## begin

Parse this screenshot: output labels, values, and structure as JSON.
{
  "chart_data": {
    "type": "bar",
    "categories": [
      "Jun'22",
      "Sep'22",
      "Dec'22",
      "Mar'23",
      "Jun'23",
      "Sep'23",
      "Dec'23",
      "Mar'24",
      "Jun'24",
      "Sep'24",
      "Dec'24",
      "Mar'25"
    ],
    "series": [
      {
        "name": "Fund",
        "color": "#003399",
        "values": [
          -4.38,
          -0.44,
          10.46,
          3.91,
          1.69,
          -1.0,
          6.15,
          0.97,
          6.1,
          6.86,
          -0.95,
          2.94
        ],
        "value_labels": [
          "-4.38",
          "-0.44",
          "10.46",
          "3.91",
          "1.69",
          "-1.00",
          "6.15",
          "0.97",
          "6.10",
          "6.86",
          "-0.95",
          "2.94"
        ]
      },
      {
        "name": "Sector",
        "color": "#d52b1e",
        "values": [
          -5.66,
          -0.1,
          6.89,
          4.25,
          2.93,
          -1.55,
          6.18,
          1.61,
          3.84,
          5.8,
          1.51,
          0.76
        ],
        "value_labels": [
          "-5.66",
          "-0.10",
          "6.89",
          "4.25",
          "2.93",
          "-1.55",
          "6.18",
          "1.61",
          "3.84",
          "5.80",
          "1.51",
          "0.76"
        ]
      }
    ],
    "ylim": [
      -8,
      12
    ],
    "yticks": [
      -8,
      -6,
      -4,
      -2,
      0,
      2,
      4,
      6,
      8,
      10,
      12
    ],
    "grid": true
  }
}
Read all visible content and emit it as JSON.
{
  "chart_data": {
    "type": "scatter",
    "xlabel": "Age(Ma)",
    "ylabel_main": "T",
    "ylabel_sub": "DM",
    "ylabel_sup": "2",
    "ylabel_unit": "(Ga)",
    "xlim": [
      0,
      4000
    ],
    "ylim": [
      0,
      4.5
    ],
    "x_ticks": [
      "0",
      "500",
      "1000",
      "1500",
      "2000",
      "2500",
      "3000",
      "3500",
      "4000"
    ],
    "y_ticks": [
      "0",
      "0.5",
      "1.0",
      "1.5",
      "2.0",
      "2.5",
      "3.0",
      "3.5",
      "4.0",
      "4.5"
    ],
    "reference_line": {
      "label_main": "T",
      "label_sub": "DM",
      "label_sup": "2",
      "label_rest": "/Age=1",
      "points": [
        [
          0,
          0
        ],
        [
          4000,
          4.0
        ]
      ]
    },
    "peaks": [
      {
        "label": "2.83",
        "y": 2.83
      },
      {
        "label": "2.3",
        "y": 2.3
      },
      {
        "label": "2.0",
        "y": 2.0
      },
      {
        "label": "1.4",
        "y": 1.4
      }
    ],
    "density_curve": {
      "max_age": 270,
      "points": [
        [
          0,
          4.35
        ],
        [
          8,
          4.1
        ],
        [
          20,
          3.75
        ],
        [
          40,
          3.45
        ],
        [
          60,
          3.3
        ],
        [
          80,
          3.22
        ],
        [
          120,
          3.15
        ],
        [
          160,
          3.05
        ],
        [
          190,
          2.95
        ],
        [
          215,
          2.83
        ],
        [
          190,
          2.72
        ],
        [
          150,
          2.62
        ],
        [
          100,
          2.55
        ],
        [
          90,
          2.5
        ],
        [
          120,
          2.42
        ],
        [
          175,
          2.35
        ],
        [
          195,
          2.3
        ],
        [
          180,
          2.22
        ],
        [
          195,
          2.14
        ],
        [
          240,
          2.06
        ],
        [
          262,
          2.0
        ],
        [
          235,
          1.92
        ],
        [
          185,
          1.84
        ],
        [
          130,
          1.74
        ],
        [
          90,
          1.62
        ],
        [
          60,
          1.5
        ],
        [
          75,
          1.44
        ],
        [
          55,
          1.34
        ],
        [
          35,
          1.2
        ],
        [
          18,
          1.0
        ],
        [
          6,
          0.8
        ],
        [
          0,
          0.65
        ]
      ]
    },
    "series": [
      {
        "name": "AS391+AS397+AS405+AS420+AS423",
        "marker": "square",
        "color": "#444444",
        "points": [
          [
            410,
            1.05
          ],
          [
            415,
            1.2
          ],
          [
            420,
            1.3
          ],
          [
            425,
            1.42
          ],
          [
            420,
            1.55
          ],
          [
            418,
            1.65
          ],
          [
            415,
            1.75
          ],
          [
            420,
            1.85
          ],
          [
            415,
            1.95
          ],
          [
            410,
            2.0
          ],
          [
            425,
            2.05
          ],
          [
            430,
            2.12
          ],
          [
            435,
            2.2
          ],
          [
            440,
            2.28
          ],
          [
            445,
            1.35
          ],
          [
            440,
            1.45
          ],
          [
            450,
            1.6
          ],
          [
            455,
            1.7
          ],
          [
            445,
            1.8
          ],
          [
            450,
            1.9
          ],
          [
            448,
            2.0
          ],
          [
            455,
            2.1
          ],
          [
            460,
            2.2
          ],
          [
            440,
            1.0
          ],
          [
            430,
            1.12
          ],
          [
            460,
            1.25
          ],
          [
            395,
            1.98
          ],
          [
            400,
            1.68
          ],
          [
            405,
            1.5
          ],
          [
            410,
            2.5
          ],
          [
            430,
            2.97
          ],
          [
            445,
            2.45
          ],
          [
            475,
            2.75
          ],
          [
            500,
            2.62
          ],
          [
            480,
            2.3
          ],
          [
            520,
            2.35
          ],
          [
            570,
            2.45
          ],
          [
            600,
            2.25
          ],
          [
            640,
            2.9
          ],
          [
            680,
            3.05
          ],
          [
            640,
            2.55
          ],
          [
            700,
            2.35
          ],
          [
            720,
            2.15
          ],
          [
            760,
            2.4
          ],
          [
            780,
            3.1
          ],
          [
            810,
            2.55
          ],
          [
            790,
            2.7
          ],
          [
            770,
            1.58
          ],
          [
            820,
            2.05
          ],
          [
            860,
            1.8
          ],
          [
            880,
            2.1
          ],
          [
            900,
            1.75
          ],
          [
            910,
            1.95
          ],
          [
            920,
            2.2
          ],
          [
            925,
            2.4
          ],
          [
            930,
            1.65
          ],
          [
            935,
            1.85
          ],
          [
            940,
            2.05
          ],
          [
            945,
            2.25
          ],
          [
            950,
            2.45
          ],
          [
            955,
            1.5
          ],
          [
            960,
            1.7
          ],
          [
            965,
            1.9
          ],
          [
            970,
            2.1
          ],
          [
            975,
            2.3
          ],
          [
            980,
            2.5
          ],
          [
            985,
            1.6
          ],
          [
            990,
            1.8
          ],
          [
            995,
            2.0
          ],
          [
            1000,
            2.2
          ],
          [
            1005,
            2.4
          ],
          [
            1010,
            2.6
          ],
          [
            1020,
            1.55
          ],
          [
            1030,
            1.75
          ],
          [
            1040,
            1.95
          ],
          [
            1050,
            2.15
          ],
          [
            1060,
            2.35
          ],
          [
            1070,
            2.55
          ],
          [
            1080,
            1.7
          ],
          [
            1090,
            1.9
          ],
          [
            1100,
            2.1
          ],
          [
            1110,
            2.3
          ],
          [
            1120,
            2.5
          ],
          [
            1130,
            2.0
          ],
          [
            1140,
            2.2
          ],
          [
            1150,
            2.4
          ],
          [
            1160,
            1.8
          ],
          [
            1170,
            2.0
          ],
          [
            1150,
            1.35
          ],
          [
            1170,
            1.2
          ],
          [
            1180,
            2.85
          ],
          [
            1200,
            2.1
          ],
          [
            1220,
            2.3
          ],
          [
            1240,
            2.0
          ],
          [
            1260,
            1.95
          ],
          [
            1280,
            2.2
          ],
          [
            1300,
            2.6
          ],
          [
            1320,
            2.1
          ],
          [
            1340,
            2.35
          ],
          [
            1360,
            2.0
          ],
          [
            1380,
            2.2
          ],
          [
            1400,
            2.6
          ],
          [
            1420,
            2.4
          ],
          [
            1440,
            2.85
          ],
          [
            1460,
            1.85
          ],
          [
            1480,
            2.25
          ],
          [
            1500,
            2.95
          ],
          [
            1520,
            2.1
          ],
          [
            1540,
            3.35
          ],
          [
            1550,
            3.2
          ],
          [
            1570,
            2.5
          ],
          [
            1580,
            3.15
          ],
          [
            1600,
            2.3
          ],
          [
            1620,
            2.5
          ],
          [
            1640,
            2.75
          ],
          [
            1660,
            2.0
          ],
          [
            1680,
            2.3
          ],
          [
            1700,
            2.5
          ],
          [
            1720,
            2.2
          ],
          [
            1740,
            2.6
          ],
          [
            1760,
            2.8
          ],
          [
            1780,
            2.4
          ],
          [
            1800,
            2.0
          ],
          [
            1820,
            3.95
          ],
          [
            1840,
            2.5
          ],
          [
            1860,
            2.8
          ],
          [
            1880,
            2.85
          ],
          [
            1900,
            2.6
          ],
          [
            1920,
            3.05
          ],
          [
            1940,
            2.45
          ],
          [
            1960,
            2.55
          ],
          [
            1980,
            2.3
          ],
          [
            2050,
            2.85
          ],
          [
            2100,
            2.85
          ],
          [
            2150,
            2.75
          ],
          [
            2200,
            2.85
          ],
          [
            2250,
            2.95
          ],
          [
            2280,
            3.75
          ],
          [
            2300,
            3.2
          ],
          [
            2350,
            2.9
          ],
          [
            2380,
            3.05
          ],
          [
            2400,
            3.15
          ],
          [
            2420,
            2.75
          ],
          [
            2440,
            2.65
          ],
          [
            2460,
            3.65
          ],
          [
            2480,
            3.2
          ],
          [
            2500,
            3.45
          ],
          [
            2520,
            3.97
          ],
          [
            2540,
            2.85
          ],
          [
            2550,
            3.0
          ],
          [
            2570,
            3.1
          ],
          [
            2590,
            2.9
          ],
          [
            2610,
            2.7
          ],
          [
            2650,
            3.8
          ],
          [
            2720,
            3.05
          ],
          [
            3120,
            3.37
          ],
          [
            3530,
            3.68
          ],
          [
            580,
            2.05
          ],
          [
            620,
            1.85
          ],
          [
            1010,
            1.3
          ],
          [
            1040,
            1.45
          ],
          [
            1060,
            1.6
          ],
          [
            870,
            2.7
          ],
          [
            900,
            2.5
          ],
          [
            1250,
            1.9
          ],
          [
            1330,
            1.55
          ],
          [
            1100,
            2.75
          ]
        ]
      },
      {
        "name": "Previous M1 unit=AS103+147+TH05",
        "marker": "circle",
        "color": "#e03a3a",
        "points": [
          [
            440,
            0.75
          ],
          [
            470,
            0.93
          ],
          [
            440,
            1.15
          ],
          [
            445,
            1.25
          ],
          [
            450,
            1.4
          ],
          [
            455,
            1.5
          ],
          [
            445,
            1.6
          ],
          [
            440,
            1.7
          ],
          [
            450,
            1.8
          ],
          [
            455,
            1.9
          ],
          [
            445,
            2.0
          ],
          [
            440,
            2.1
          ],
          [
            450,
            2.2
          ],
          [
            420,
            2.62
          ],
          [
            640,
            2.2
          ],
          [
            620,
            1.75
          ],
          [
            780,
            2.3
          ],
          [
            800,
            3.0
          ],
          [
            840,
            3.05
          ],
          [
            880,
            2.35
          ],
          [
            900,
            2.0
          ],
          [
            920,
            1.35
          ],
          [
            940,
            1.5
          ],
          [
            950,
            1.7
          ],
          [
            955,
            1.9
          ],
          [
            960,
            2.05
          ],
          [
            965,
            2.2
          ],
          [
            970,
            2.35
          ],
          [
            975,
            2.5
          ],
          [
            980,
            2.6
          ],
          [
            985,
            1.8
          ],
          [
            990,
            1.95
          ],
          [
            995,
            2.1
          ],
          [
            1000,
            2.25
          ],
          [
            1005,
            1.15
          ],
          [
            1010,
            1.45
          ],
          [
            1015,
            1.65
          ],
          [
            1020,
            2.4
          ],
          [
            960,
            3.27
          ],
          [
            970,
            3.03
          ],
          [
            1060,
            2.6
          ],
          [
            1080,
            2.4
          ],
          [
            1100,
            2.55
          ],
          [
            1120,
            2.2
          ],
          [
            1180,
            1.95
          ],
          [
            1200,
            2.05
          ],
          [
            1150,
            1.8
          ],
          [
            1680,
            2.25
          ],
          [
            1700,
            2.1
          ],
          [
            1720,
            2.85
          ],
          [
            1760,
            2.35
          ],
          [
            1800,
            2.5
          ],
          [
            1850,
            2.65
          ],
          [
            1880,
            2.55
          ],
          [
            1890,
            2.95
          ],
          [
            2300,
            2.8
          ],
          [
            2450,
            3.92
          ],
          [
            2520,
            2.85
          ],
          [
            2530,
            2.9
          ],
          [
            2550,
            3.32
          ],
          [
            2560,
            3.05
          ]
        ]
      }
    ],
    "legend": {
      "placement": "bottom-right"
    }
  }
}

## end

▸ Task instructions:
Single out each line of the records above with the string "JSON" in it, and copy it.

▸ Task answer:
Parse this screenshot: output labels, values, and structure as JSON.
Read all visible content and emit it as JSON.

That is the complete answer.